Data records
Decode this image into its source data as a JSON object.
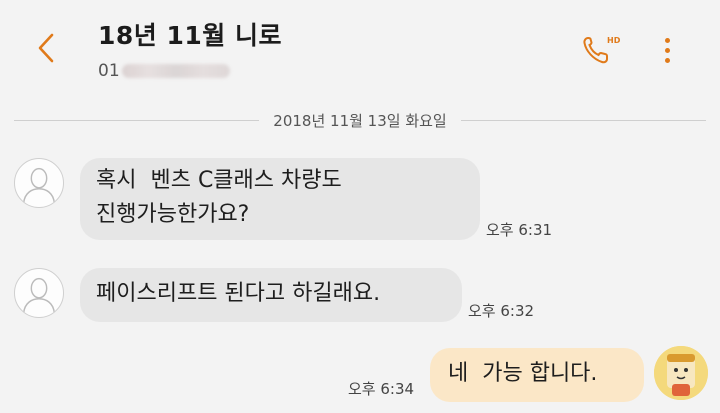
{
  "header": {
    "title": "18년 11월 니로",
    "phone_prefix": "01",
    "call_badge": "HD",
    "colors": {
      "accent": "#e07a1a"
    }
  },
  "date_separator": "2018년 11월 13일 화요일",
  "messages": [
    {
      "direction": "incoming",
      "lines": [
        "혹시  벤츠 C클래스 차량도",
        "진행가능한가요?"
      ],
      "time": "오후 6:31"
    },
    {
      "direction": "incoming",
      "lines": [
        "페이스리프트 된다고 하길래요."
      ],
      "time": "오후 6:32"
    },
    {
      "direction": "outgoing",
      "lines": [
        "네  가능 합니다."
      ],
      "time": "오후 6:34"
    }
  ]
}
---
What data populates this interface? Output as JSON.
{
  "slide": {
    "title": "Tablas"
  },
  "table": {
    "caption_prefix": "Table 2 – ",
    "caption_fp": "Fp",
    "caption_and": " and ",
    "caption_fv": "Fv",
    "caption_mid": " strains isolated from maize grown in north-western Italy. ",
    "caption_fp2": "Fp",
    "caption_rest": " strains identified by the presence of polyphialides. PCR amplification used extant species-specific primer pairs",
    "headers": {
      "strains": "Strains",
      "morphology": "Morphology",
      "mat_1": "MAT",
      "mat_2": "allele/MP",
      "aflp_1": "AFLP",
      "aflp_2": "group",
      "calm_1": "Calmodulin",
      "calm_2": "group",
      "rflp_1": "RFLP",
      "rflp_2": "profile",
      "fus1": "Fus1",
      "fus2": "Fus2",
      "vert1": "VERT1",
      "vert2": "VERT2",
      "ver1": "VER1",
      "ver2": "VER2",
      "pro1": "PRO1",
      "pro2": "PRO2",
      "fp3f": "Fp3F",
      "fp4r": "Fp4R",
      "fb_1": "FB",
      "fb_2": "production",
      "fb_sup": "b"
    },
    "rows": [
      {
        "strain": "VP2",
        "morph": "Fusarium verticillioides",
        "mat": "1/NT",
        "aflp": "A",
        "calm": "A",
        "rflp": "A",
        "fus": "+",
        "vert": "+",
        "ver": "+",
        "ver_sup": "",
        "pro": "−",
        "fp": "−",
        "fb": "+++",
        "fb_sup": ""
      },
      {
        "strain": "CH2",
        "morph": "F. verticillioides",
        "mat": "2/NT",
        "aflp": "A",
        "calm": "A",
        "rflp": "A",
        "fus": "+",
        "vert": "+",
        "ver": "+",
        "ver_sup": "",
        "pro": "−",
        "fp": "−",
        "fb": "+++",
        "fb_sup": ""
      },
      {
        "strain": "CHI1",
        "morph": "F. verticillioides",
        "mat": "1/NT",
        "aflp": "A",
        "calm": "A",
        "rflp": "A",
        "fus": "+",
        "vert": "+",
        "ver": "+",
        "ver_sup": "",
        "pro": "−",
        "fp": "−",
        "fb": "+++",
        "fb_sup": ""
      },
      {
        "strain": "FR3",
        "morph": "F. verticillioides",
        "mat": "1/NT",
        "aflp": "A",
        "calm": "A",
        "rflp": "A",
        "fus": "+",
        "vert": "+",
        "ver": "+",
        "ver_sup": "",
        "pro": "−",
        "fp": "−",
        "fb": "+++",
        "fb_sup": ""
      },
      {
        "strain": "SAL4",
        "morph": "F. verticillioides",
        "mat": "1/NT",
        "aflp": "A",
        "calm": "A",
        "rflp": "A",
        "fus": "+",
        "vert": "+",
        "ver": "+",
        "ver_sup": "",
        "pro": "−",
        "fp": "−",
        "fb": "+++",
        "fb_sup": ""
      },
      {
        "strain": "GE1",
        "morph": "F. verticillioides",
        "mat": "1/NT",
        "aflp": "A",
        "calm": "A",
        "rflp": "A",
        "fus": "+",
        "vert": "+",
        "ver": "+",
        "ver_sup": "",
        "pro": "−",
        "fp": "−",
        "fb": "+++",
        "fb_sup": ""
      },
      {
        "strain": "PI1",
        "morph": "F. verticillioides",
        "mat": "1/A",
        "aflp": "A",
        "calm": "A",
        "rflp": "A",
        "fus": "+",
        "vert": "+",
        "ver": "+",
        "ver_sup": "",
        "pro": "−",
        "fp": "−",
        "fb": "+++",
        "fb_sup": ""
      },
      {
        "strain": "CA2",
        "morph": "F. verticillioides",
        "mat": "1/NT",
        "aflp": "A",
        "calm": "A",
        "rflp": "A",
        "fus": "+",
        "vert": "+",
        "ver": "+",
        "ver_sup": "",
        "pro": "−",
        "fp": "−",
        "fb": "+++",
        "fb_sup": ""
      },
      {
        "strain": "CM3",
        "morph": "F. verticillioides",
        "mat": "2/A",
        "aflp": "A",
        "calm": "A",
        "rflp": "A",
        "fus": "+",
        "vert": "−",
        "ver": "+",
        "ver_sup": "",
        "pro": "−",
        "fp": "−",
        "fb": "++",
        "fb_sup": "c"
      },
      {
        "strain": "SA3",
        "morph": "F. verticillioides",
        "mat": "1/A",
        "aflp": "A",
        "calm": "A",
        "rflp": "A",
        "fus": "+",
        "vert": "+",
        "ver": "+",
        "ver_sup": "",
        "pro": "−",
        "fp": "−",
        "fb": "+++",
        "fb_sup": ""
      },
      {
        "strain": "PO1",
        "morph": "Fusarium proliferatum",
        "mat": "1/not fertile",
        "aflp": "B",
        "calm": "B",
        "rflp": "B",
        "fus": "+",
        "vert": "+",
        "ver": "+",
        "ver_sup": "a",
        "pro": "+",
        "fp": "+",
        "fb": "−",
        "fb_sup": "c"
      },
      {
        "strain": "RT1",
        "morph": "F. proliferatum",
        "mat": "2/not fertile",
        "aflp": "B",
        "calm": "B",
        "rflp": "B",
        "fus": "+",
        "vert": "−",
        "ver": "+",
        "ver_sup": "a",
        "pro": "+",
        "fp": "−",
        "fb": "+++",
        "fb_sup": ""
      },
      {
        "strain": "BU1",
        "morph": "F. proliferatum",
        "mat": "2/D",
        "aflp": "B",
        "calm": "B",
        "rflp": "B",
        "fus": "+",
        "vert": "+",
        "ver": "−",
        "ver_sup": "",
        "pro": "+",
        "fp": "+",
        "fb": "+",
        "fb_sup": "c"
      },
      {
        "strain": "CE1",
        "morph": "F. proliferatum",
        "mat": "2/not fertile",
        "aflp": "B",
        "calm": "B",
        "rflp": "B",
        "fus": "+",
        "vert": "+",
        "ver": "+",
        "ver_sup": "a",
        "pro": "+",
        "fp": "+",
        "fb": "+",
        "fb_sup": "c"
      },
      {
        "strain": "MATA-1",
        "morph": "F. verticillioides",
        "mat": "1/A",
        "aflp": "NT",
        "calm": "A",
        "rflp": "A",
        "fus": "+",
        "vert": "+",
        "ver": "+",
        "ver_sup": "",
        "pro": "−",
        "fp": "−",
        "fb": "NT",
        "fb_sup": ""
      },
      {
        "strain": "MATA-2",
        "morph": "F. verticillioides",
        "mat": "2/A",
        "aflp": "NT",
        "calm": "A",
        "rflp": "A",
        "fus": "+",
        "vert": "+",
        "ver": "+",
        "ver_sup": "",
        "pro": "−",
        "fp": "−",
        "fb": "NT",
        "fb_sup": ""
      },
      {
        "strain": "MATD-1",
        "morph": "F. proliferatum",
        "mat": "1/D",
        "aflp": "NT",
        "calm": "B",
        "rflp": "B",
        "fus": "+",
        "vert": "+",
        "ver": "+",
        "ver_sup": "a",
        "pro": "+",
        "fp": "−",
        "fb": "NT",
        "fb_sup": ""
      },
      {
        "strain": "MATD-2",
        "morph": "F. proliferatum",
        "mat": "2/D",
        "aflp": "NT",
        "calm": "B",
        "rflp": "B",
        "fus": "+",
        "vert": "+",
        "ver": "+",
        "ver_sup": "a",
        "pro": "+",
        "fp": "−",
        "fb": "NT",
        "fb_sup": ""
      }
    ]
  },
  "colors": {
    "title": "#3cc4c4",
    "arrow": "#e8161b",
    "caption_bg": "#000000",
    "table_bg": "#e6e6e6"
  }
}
* * *
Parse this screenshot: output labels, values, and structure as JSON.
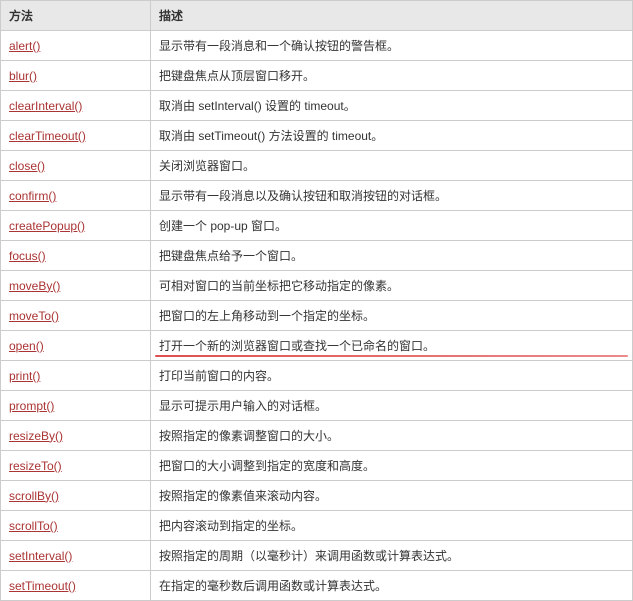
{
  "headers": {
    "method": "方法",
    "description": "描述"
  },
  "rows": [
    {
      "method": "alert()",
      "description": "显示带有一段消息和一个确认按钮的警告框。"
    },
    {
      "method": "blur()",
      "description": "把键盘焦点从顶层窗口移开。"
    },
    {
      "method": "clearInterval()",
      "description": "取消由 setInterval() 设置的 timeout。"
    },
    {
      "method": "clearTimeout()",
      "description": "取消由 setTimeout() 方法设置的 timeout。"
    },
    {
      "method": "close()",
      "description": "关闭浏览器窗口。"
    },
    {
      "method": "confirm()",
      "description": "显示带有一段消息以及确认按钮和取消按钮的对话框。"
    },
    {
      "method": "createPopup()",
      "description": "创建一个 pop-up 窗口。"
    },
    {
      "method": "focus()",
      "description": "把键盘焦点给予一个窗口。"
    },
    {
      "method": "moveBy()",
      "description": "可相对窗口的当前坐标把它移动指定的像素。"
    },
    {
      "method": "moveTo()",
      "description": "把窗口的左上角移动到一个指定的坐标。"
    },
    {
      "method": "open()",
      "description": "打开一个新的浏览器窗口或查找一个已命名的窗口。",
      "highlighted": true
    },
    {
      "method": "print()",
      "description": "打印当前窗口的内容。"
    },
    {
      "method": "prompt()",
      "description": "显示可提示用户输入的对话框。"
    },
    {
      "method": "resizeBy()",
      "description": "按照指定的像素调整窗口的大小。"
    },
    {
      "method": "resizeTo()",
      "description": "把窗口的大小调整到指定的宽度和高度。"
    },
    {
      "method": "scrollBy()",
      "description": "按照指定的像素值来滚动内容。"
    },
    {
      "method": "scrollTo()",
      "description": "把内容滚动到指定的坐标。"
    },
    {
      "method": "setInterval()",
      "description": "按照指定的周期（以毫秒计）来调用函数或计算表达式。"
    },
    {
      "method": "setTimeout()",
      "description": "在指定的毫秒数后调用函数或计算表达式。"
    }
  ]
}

**What is asked:** Extract all lines containing the word "strains".

**Answer for this exercise:**
    "caption_mid": " strains isolated from maize grown in north-western Italy. ",
    "caption_rest": " strains identified by the presence of polyphialides. PCR amplification used extant species-specific primer pairs",
      "strains": "Strains",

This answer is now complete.